Count the lines in the data below that contain the string "slider", and give only that number. Case matters.

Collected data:
- - - -

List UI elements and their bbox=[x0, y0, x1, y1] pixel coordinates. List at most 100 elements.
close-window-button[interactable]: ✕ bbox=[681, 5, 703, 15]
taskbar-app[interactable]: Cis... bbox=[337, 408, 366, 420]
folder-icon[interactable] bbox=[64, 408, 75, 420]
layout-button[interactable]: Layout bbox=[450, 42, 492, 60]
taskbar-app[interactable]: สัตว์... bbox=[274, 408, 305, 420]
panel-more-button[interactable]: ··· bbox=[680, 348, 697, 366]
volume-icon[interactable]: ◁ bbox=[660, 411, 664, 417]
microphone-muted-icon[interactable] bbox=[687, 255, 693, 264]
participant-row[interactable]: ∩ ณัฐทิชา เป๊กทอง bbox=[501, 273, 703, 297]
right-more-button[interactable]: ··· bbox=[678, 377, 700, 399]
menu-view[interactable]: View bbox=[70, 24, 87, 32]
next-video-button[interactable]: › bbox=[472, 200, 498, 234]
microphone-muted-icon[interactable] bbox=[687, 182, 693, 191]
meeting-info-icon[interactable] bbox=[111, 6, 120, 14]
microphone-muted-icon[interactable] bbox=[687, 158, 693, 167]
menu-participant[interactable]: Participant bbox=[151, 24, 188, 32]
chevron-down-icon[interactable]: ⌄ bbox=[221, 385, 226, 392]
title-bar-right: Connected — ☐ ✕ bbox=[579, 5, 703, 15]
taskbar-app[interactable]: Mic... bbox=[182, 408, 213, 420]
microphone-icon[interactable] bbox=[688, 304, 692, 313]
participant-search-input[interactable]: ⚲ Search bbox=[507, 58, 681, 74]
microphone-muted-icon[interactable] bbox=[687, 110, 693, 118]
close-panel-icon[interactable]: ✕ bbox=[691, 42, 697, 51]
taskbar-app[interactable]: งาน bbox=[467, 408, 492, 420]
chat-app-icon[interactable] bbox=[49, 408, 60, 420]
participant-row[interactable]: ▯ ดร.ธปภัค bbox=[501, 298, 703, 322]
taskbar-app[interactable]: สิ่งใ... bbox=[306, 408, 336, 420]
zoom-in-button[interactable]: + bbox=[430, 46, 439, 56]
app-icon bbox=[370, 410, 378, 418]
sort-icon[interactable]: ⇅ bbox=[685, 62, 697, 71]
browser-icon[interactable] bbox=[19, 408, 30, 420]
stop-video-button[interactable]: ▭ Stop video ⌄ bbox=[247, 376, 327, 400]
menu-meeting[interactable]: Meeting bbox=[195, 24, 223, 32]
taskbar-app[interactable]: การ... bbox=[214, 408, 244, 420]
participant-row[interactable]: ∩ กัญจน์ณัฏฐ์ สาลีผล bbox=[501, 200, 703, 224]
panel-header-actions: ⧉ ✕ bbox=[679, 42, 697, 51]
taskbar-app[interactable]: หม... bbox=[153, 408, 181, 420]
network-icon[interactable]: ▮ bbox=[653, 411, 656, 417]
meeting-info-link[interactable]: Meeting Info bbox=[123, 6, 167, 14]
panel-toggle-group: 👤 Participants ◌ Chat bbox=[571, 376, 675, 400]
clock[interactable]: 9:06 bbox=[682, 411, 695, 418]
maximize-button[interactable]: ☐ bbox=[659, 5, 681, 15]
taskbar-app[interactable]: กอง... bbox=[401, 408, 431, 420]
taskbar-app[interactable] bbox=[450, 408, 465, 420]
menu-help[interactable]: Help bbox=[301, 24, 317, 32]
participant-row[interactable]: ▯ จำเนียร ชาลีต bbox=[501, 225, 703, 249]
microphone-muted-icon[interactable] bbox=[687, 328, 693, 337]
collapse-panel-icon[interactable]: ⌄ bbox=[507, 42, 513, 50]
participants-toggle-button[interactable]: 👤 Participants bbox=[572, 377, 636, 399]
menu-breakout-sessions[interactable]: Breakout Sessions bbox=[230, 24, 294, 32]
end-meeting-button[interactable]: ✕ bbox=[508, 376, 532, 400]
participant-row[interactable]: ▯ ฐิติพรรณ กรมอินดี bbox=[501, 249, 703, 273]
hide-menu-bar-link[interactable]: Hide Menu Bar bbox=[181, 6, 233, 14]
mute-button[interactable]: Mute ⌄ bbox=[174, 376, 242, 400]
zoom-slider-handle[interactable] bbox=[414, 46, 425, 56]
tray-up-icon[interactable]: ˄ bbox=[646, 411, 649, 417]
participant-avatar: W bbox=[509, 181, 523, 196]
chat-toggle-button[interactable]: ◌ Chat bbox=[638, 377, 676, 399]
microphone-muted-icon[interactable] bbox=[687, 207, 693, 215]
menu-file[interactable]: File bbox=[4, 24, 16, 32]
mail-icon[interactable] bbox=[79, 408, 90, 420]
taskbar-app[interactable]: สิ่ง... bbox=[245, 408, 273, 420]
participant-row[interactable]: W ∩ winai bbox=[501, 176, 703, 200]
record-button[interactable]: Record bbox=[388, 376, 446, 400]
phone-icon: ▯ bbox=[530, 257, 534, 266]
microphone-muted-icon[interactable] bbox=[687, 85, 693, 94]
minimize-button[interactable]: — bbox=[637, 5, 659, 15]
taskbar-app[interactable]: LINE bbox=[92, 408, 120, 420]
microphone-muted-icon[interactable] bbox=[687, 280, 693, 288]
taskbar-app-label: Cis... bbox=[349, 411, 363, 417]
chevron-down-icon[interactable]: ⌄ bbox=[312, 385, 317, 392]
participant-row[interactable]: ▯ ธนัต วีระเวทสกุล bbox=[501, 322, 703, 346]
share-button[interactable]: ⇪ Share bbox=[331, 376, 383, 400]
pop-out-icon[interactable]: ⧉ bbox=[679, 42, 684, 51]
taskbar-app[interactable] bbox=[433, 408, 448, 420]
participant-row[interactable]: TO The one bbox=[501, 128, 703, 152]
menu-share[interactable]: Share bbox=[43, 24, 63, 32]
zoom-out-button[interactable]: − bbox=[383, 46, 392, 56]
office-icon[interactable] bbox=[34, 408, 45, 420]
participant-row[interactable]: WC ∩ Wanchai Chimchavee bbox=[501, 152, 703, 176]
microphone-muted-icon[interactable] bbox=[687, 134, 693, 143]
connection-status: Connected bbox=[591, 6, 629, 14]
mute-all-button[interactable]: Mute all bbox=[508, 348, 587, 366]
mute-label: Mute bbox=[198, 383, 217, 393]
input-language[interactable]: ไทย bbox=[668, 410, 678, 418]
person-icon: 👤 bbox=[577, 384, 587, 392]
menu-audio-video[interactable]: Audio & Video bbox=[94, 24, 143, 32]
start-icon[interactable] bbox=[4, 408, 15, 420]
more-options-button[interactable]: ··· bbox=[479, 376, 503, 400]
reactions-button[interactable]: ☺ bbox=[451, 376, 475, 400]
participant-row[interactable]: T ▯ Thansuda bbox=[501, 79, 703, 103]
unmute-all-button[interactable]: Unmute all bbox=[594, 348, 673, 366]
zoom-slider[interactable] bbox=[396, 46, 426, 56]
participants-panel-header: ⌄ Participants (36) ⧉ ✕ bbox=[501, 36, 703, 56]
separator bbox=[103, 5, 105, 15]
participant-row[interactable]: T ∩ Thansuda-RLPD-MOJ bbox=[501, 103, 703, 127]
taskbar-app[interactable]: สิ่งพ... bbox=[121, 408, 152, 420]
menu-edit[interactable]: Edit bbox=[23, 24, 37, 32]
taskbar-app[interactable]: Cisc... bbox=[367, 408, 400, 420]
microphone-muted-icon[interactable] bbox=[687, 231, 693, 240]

- - - -

▸ **Answer to the exercise**
2